(Problem to work on) In the data, from the start through the line containing "5, 753, 31]", rename every "color-swatch" to "palette-chip" and reproduce those lines with nothing else changed.
**** Raw data
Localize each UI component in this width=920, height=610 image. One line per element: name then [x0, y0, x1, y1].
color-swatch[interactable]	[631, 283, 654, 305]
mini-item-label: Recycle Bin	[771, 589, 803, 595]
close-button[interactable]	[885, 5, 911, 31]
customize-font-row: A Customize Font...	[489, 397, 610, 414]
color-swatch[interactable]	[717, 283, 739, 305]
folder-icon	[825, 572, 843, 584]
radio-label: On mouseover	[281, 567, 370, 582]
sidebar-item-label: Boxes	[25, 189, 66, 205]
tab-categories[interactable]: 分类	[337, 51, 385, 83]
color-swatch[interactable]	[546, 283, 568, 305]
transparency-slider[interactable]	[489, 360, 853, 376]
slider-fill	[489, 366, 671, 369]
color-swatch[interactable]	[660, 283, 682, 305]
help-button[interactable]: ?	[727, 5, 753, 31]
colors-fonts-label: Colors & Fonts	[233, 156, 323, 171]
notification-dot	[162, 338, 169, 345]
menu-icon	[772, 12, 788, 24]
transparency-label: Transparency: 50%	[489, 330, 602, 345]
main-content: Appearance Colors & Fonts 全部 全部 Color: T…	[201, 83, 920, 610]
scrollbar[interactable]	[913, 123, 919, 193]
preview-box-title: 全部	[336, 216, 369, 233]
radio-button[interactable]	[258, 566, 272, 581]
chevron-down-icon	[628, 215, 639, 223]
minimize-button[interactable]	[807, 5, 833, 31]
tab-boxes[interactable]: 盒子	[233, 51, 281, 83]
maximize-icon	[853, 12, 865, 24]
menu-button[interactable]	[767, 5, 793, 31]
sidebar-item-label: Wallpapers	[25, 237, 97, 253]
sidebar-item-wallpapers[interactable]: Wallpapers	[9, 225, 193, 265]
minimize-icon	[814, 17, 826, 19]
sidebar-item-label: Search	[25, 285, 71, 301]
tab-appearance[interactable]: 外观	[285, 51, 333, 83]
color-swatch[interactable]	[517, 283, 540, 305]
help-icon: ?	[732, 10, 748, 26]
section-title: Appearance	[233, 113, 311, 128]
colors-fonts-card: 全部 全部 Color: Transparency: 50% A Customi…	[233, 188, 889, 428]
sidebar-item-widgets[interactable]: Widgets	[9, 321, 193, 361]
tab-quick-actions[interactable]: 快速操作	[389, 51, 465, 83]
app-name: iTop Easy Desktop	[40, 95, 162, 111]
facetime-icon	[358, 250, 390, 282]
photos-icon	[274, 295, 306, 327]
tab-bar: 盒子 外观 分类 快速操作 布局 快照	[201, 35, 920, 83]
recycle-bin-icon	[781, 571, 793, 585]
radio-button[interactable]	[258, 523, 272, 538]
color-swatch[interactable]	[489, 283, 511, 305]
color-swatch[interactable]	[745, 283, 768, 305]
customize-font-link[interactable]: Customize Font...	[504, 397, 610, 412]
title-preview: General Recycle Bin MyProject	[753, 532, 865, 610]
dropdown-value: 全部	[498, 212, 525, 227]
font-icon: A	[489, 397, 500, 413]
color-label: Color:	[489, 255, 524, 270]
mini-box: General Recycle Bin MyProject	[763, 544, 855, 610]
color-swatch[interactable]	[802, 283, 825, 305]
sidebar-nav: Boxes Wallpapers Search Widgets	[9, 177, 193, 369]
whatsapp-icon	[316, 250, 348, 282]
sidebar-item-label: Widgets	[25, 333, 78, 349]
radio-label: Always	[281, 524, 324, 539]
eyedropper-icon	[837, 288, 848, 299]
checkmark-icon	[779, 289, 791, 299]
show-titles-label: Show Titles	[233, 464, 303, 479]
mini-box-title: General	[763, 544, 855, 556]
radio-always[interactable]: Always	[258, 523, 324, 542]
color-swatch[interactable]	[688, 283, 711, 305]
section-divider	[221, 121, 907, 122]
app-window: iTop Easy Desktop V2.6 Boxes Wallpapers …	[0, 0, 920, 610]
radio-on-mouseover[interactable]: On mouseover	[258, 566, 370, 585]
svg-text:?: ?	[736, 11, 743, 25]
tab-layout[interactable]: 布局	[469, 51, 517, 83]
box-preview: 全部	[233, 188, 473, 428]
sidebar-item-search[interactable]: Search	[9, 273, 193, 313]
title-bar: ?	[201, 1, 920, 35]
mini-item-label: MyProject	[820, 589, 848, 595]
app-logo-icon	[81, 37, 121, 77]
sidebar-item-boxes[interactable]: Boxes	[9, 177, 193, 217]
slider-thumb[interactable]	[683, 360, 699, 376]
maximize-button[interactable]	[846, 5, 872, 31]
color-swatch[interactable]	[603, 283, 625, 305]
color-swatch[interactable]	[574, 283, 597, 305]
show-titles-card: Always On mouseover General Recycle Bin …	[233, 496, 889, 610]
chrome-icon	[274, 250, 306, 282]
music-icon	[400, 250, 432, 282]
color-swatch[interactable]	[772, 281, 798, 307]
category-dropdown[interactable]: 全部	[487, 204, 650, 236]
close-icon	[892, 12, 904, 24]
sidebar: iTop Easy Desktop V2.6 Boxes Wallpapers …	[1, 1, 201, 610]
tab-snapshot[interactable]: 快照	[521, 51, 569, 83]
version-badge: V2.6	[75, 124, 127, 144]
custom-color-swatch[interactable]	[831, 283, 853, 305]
********
(Answer to the task)
Localize each UI component in this width=920, height=610 image. One line per element: name then [x0, y0, x1, y1].
palette-chip[interactable]	[631, 283, 654, 305]
mini-item-label: Recycle Bin	[771, 589, 803, 595]
close-button[interactable]	[885, 5, 911, 31]
customize-font-row: A Customize Font...	[489, 397, 610, 414]
palette-chip[interactable]	[717, 283, 739, 305]
folder-icon	[825, 572, 843, 584]
radio-label: On mouseover	[281, 567, 370, 582]
sidebar-item-label: Boxes	[25, 189, 66, 205]
tab-categories[interactable]: 分类	[337, 51, 385, 83]
palette-chip[interactable]	[546, 283, 568, 305]
transparency-slider[interactable]	[489, 360, 853, 376]
slider-fill	[489, 366, 671, 369]
palette-chip[interactable]	[660, 283, 682, 305]
help-button[interactable]: ?	[727, 5, 753, 31]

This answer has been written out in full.